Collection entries
━━━━━━━━

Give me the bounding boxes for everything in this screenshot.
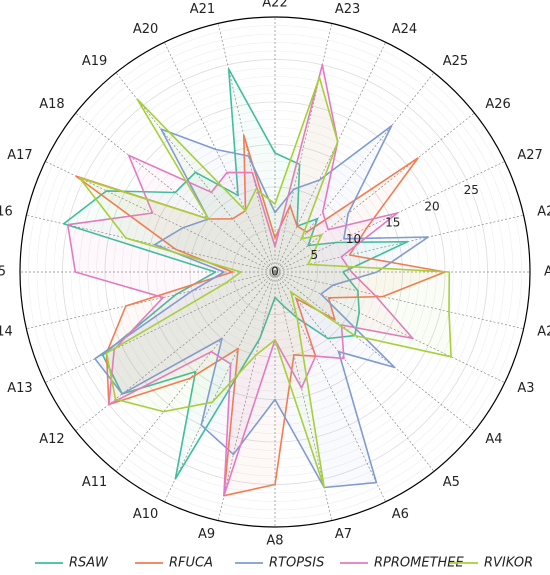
- category-label: A22: [262, 0, 287, 11]
- legend-label: RPROMETHEE: [374, 556, 464, 571]
- category-label: A21: [190, 2, 215, 17]
- category-label: A25: [443, 54, 468, 69]
- category-label: A20: [133, 22, 158, 37]
- spoke: [274, 271, 505, 383]
- series-area: [75, 134, 446, 497]
- spoke: [164, 271, 276, 502]
- spoke: [115, 72, 276, 273]
- category-label: A2: [537, 324, 550, 339]
- category-label: A26: [485, 97, 510, 112]
- spoke: [164, 42, 276, 273]
- series-area: [78, 76, 452, 489]
- category-label: A27: [517, 148, 542, 163]
- spoke: [274, 271, 386, 502]
- spoke: [217, 271, 276, 521]
- legend-label: RVIKOR: [484, 556, 533, 571]
- spoke: [274, 214, 524, 273]
- spoke: [274, 112, 475, 273]
- category-label: A15: [0, 265, 6, 280]
- spoke: [26, 271, 276, 330]
- category-label: A19: [82, 54, 107, 69]
- minor-grid: [28, 25, 522, 519]
- category-label: A17: [7, 148, 32, 163]
- category-label: A18: [39, 97, 64, 112]
- series-area: [62, 68, 409, 480]
- category-label: A9: [198, 527, 215, 542]
- category-label: A12: [39, 432, 64, 447]
- category-label: A14: [0, 324, 13, 339]
- r-tick-label: 25: [464, 183, 479, 197]
- spoke: [274, 271, 475, 432]
- category-label: A10: [133, 507, 158, 522]
- category-label: A6: [392, 507, 409, 522]
- series-area: [94, 125, 430, 489]
- legend-label: RFUCA: [169, 556, 213, 571]
- spoke: [75, 112, 276, 273]
- spoke: [217, 23, 276, 273]
- category-label: A24: [392, 22, 417, 37]
- minor-grid: [87, 84, 463, 460]
- spoke: [274, 42, 386, 273]
- spoke: [274, 161, 505, 273]
- category-label: A8: [266, 534, 283, 549]
- category-label: A16: [0, 205, 13, 220]
- r-tick-label: 20: [424, 199, 439, 213]
- category-label: A23: [335, 2, 360, 17]
- minor-grid: [96, 93, 454, 451]
- r-tick-label: 15: [385, 216, 400, 230]
- category-label: A13: [7, 381, 32, 396]
- category-label: A4: [485, 432, 502, 447]
- r-tick-label: 0: [271, 265, 279, 279]
- r-tick-label: 10: [346, 232, 361, 246]
- category-label: A28: [537, 205, 550, 220]
- spoke: [274, 72, 435, 273]
- spoke: [274, 271, 435, 472]
- spoke: [45, 271, 276, 383]
- legend-label: RSAW: [69, 556, 109, 571]
- category-label: A3: [517, 381, 534, 396]
- outer-circle: [19, 16, 531, 528]
- spoke: [274, 271, 524, 330]
- spoke: [115, 271, 276, 472]
- minor-grid: [164, 161, 386, 383]
- legend-label: RTOPSIS: [269, 556, 324, 571]
- category-label: A7: [335, 527, 352, 542]
- category-label: A1: [544, 265, 550, 280]
- category-label: A5: [443, 475, 460, 490]
- category-label: A11: [82, 475, 107, 490]
- r-tick-label: 5: [310, 248, 318, 262]
- minor-grid: [79, 76, 471, 468]
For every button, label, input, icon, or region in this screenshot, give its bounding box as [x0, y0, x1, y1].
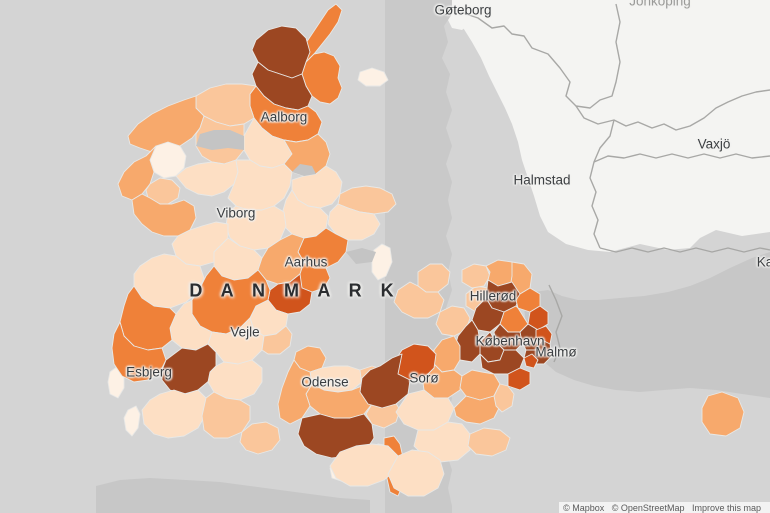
attribution-mapbox[interactable]: © Mapbox — [563, 503, 605, 513]
sweden-west-coast — [446, 0, 476, 30]
municipality-guldborgsund[interactable] — [387, 449, 445, 497]
border-sweden-4 — [593, 153, 770, 163]
municipality-laesoe[interactable] — [357, 67, 389, 87]
municipality-slagelse[interactable] — [359, 353, 411, 409]
municipality-syddjurs[interactable] — [327, 203, 381, 241]
municipality-holstebro[interactable] — [131, 193, 197, 237]
municipality-fredericia[interactable] — [261, 325, 293, 355]
municipality-toender[interactable] — [141, 389, 207, 439]
municipality-roskilde[interactable] — [453, 319, 481, 363]
border-sweden-6 — [548, 284, 563, 363]
border-sweden-1 — [459, 3, 621, 109]
municipality-lemvig[interactable] — [117, 145, 157, 201]
municipality-samsoe[interactable] — [371, 243, 393, 281]
municipality-haderslev[interactable] — [207, 359, 263, 401]
municipality-bornholm[interactable] — [701, 391, 745, 437]
municipality-faxe[interactable] — [453, 395, 501, 425]
municipality-moen[interactable] — [467, 427, 511, 457]
municipality-odense[interactable] — [305, 383, 373, 419]
border-sweden-3 — [589, 119, 615, 249]
municipality-hoeje-taastrup[interactable] — [479, 349, 525, 375]
choropleth-layer[interactable] — [107, 3, 745, 497]
municipality-aabenraa[interactable] — [201, 391, 251, 439]
attribution-osm[interactable]: © OpenStreetMap — [611, 503, 685, 513]
nodata-patch-layer — [196, 130, 376, 264]
map-attribution[interactable]: © Mapbox © OpenStreetMap Improve this ma… — [559, 502, 770, 513]
attribution-improve-map[interactable]: Improve this map — [691, 503, 761, 513]
mariager-fjord — [292, 164, 316, 176]
skane-landmass — [523, 252, 770, 398]
limfjord-water — [196, 130, 244, 150]
border-sweden-2 — [575, 89, 770, 131]
germany-landmass — [96, 478, 370, 513]
municipality-frederiksberg[interactable] — [523, 353, 539, 369]
municipality-viborg[interactable] — [227, 159, 293, 211]
municipality-romo[interactable] — [123, 405, 141, 437]
border-sweden-5 — [599, 247, 770, 253]
municipality-stevns[interactable] — [493, 383, 515, 413]
aarhus-bay — [346, 248, 376, 264]
municipality-esbjerg[interactable] — [111, 321, 167, 383]
municipality-struer[interactable] — [145, 177, 181, 205]
municipality-kalundborg[interactable] — [393, 281, 445, 319]
municipality-halsnaes[interactable] — [461, 263, 491, 289]
municipality-sonderborg[interactable] — [239, 421, 281, 455]
sweden-landmass — [448, 0, 770, 252]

━━━━━━━━

Rewrite all of the entries above, changing "category-label" to "axis-category" and leaving everything else as it is. Omit the pictures from your answer.

--- Result below ---
Give me the bounding boxes for everything in this screenshot.
- axis-category: A22: [262, 0, 287, 11]
- legend-label: RPROMETHEE: [374, 556, 464, 571]
- axis-category: A21: [190, 2, 215, 17]
- axis-category: A25: [443, 54, 468, 69]
- axis-category: A20: [133, 22, 158, 37]
- spoke: [274, 271, 505, 383]
- series-area: [75, 134, 446, 497]
- spoke: [164, 271, 276, 502]
- spoke: [115, 72, 276, 273]
- axis-category: A2: [537, 324, 550, 339]
- axis-category: A26: [485, 97, 510, 112]
- spoke: [164, 42, 276, 273]
- series-area: [78, 76, 452, 489]
- axis-category: A27: [517, 148, 542, 163]
- spoke: [274, 271, 386, 502]
- spoke: [217, 271, 276, 521]
- legend-label: RVIKOR: [484, 556, 533, 571]
- spoke: [274, 214, 524, 273]
- spoke: [274, 112, 475, 273]
- axis-category: A15: [0, 265, 6, 280]
- spoke: [26, 271, 276, 330]
- axis-category: A19: [82, 54, 107, 69]
- minor-grid: [28, 25, 522, 519]
- axis-category: A17: [7, 148, 32, 163]
- axis-category: A18: [39, 97, 64, 112]
- series-area: [62, 68, 409, 480]
- axis-category: A9: [198, 527, 215, 542]
- axis-category: A12: [39, 432, 64, 447]
- axis-category: A14: [0, 324, 13, 339]
- r-tick-label: 25: [464, 183, 479, 197]
- spoke: [274, 271, 475, 432]
- axis-category: A10: [133, 507, 158, 522]
- axis-category: A6: [392, 507, 409, 522]
- series-area: [94, 125, 430, 489]
- legend-label: RFUCA: [169, 556, 213, 571]
- spoke: [75, 112, 276, 273]
- spoke: [217, 23, 276, 273]
- axis-category: A24: [392, 22, 417, 37]
- minor-grid: [87, 84, 463, 460]
- spoke: [274, 42, 386, 273]
- spoke: [274, 161, 505, 273]
- axis-category: A8: [266, 534, 283, 549]
- axis-category: A16: [0, 205, 13, 220]
- r-tick-label: 20: [424, 199, 439, 213]
- axis-category: A23: [335, 2, 360, 17]
- minor-grid: [96, 93, 454, 451]
- r-tick-label: 15: [385, 216, 400, 230]
- axis-category: A13: [7, 381, 32, 396]
- axis-category: A4: [485, 432, 502, 447]
- r-tick-label: 0: [271, 265, 279, 279]
- r-tick-label: 10: [346, 232, 361, 246]
- axis-category: A28: [537, 205, 550, 220]
- spoke: [274, 72, 435, 273]
- spoke: [274, 271, 435, 472]
- spoke: [45, 271, 276, 383]
- legend-label: RSAW: [69, 556, 109, 571]
- axis-category: A3: [517, 381, 534, 396]
- outer-circle: [19, 16, 531, 528]
- spoke: [274, 271, 524, 330]
- spoke: [115, 271, 276, 472]
- minor-grid: [164, 161, 386, 383]
- legend-label: RTOPSIS: [269, 556, 324, 571]
- axis-category: A7: [335, 527, 352, 542]
- axis-category: A1: [544, 265, 550, 280]
- axis-category: A5: [443, 475, 460, 490]
- axis-category: A11: [82, 475, 107, 490]
- r-tick-label: 5: [310, 248, 318, 262]
- minor-grid: [79, 76, 471, 468]
For every button, label, input, icon, or region in this screenshot, give its bounding box as [x0, y0, x1, y1].
attribution-mapbox[interactable]: © Mapbox — [563, 503, 605, 513]
sweden-west-coast — [446, 0, 476, 30]
municipality-guldborgsund[interactable] — [387, 449, 445, 497]
border-sweden-4 — [593, 153, 770, 163]
municipality-laesoe[interactable] — [357, 67, 389, 87]
municipality-slagelse[interactable] — [359, 353, 411, 409]
municipality-syddjurs[interactable] — [327, 203, 381, 241]
municipality-holstebro[interactable] — [131, 193, 197, 237]
municipality-fredericia[interactable] — [261, 325, 293, 355]
municipality-toender[interactable] — [141, 389, 207, 439]
municipality-roskilde[interactable] — [453, 319, 481, 363]
border-sweden-6 — [548, 284, 563, 363]
border-sweden-1 — [459, 3, 621, 109]
municipality-lemvig[interactable] — [117, 145, 157, 201]
municipality-samsoe[interactable] — [371, 243, 393, 281]
municipality-haderslev[interactable] — [207, 359, 263, 401]
municipality-bornholm[interactable] — [701, 391, 745, 437]
municipality-faxe[interactable] — [453, 395, 501, 425]
municipality-moen[interactable] — [467, 427, 511, 457]
municipality-odense[interactable] — [305, 383, 373, 419]
border-sweden-3 — [589, 119, 615, 249]
municipality-hoeje-taastrup[interactable] — [479, 349, 525, 375]
choropleth-layer[interactable] — [107, 3, 745, 497]
municipality-aabenraa[interactable] — [201, 391, 251, 439]
attribution-osm[interactable]: © OpenStreetMap — [611, 503, 685, 513]
nodata-patch-layer — [196, 130, 376, 264]
map-attribution[interactable]: © Mapbox © OpenStreetMap Improve this ma… — [559, 502, 770, 513]
attribution-improve-map[interactable]: Improve this map — [691, 503, 761, 513]
mariager-fjord — [292, 164, 316, 176]
skane-landmass — [523, 252, 770, 398]
limfjord-water — [196, 130, 244, 150]
border-sweden-2 — [575, 89, 770, 131]
germany-landmass — [96, 478, 370, 513]
municipality-frederiksberg[interactable] — [523, 353, 539, 369]
municipality-viborg[interactable] — [227, 159, 293, 211]
municipality-romo[interactable] — [123, 405, 141, 437]
border-sweden-5 — [599, 247, 770, 253]
municipality-stevns[interactable] — [493, 383, 515, 413]
aarhus-bay — [346, 248, 376, 264]
municipality-esbjerg[interactable] — [111, 321, 167, 383]
municipality-struer[interactable] — [145, 177, 181, 205]
municipality-kalundborg[interactable] — [393, 281, 445, 319]
municipality-halsnaes[interactable] — [461, 263, 491, 289]
municipality-sonderborg[interactable] — [239, 421, 281, 455]
sweden-landmass — [448, 0, 770, 252]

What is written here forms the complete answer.